Start Provided records
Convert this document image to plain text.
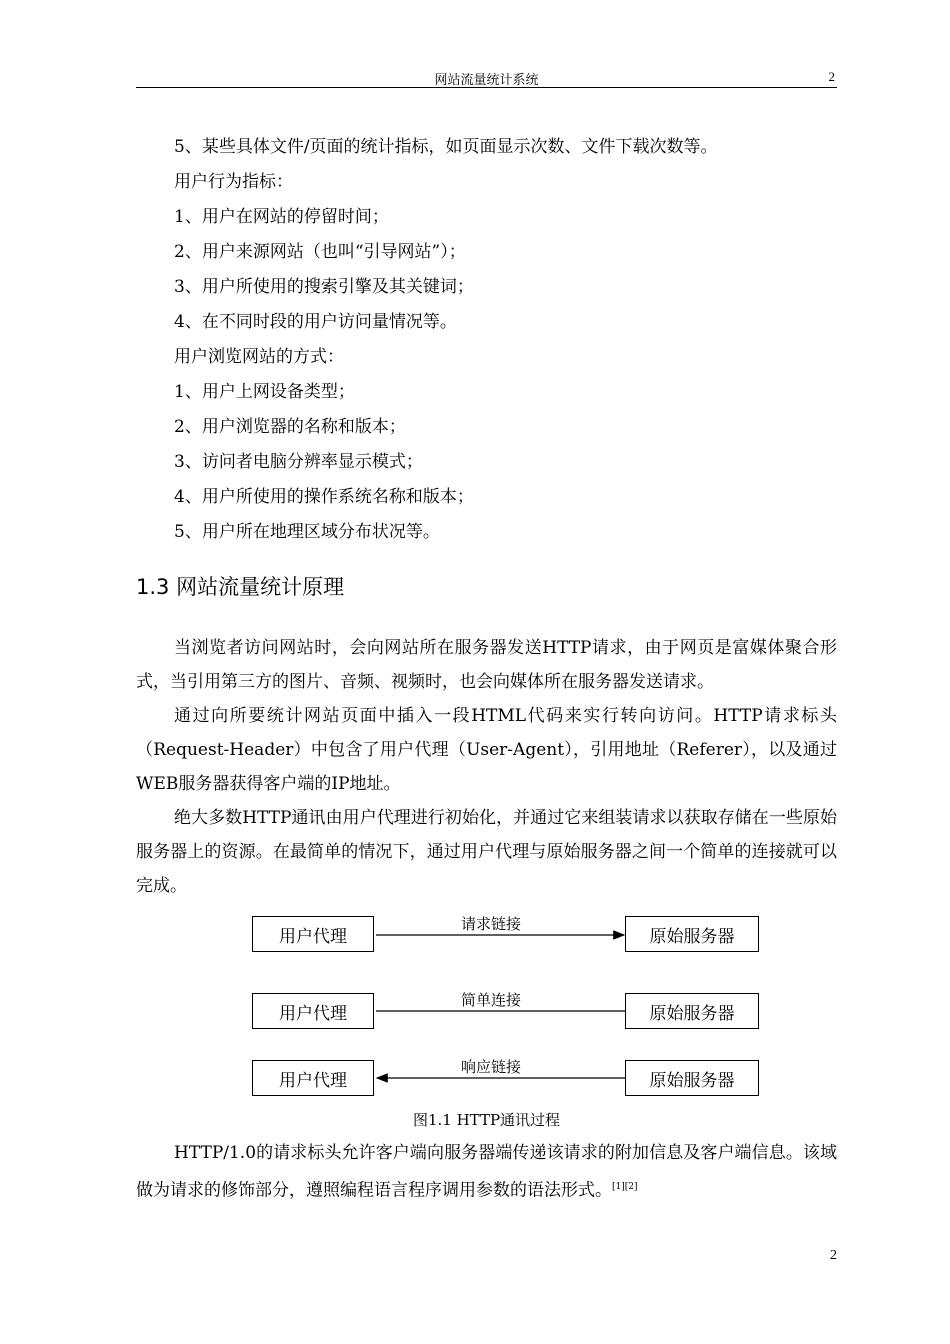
网站流量统计系统	2
5、某些具体文件/页面的统计指标，如页面显示次数、文件下载次数等。
用户行为指标：
1、用户在网站的停留时间；
2、用户来源网站（也叫“引导网站”）；
3、用户所使用的搜索引擎及其关键词；
4、在不同时段的用户访问量情况等。
用户浏览网站的方式：
1、用户上网设备类型；
2、用户浏览器的名称和版本；
3、访问者电脑分辨率显示模式；
4、用户所使用的操作系统名称和版本；
5、用户所在地理区域分布状况等。
1.3 网站流量统计原理

当浏览者访问网站时，会向网站所在服务器发送HTTP请求，由于网页是富媒体聚合形式，当引用第三方的图片、音频、视频时，也会向媒体所在服务器发送请求。

通过向所要统计网站页面中插入一段HTML代码来实行转向访问。HTTP请求标头（Request-Header）中包含了用户代理（User-Agent），引用地址（Referer），以及通过WEB服务器获得客户端的IP地址。

绝大多数HTTP通讯由用户代理进行初始化，并通过它来组装请求以获取存储在一些原始服务器上的资源。在最简单的情况下，通过用户代理与原始服务器之间一个简单的连接就可以完成。

用户代理	原始服务器
请求链接
用户代理	原始服务器
简单连接
用户代理	原始服务器
响应链接
图1.1 HTTP通讯过程

HTTP/1.0的请求标头允许客户端向服务器端传递该请求的附加信息及客户端信息。该域做为请求的修饰部分，遵照编程语言程序调用参数的语法形式。[1][2]

2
End Provided records
▶ **Aim of the exercise**: Pictures in the data above should not be copied; transcribe everything else exactly.

▶ **Response**:
Convert this document image to plain text.
网站流量统计系统	2
5、某些具体文件/页面的统计指标，如页面显示次数、文件下载次数等。
用户行为指标：
1、用户在网站的停留时间；
2、用户来源网站（也叫“引导网站”）；
3、用户所使用的搜索引擎及其关键词；
4、在不同时段的用户访问量情况等。
用户浏览网站的方式：
1、用户上网设备类型；
2、用户浏览器的名称和版本；
3、访问者电脑分辨率显示模式；
4、用户所使用的操作系统名称和版本；
5、用户所在地理区域分布状况等。
1.3 网站流量统计原理

当浏览者访问网站时，会向网站所在服务器发送HTTP请求，由于网页是富媒体聚合形式，当引用第三方的图片、音频、视频时，也会向媒体所在服务器发送请求。

通过向所要统计网站页面中插入一段HTML代码来实行转向访问。HTTP请求标头（Request-Header）中包含了用户代理（User-Agent），引用地址（Referer），以及通过WEB服务器获得客户端的IP地址。

绝大多数HTTP通讯由用户代理进行初始化，并通过它来组装请求以获取存储在一些原始服务器上的资源。在最简单的情况下，通过用户代理与原始服务器之间一个简单的连接就可以完成。

用户代理	原始服务器
请求链接
用户代理	原始服务器
简单连接
用户代理	原始服务器
响应链接
图1.1 HTTP通讯过程

HTTP/1.0的请求标头允许客户端向服务器端传递该请求的附加信息及客户端信息。该域做为请求的修饰部分，遵照编程语言程序调用参数的语法形式。[1][2]

2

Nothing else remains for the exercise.